— START Information given —

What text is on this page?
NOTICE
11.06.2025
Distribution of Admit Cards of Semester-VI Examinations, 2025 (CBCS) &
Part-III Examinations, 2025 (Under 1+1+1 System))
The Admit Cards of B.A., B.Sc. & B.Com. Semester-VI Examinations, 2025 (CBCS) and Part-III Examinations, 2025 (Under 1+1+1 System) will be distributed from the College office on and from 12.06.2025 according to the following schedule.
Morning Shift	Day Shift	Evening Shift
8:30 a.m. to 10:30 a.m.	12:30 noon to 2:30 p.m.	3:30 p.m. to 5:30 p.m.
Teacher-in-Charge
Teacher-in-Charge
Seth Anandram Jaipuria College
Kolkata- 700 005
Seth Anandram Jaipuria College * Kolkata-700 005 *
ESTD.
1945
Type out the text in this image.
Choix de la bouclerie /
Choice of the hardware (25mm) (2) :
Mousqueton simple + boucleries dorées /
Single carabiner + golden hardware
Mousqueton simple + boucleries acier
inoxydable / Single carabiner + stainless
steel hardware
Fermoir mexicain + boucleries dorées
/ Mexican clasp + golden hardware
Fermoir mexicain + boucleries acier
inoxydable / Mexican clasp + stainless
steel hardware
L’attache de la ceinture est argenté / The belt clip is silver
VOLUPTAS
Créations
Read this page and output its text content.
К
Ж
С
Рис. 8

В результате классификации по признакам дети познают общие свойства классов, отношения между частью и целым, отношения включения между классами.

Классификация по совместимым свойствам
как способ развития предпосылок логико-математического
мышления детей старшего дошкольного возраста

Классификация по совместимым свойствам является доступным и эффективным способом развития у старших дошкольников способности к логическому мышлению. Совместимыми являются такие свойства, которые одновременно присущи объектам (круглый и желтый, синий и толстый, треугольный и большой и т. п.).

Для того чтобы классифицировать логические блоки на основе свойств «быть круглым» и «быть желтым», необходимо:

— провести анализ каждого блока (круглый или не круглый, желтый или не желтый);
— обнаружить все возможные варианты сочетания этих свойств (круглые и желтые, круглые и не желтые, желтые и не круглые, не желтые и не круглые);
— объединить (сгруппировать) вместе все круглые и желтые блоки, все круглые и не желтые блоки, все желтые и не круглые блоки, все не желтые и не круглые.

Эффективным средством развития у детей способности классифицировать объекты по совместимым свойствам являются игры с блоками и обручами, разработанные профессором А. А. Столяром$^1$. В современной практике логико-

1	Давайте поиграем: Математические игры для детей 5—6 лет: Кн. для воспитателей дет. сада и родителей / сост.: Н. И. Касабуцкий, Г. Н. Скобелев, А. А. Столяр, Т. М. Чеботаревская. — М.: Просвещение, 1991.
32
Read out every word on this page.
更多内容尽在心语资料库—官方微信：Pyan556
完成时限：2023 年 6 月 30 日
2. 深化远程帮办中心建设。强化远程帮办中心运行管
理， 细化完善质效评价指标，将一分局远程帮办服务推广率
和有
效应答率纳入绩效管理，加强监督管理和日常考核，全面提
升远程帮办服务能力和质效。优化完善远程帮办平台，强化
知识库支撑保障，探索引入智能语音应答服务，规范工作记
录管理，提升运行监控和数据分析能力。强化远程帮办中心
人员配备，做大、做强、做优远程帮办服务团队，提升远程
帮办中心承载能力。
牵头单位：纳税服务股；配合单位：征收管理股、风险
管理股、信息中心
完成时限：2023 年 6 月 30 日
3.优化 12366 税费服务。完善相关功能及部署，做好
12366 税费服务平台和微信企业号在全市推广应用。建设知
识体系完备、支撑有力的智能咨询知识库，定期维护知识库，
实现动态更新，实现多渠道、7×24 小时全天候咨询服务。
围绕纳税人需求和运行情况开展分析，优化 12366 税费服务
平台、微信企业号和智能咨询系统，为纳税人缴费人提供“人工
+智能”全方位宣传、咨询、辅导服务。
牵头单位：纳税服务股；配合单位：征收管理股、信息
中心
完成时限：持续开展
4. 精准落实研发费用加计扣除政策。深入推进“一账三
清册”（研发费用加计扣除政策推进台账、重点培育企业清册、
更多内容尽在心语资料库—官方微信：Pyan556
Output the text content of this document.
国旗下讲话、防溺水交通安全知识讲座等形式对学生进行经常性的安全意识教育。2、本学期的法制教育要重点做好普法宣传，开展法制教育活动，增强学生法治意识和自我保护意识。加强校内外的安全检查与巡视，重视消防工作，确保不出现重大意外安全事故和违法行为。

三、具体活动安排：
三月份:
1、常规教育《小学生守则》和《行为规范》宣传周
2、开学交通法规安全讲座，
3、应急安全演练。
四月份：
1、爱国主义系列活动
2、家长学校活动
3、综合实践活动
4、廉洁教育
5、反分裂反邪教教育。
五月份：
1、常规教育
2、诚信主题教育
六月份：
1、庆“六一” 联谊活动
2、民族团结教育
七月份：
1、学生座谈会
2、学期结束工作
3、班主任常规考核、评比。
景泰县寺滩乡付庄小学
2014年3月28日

— END Information given —

Problem to solve:
Extract from the data every line where "dorées" shows up.

Task solution:
Mousqueton simple + boucleries dorées /
Fermoir mexicain + boucleries dorées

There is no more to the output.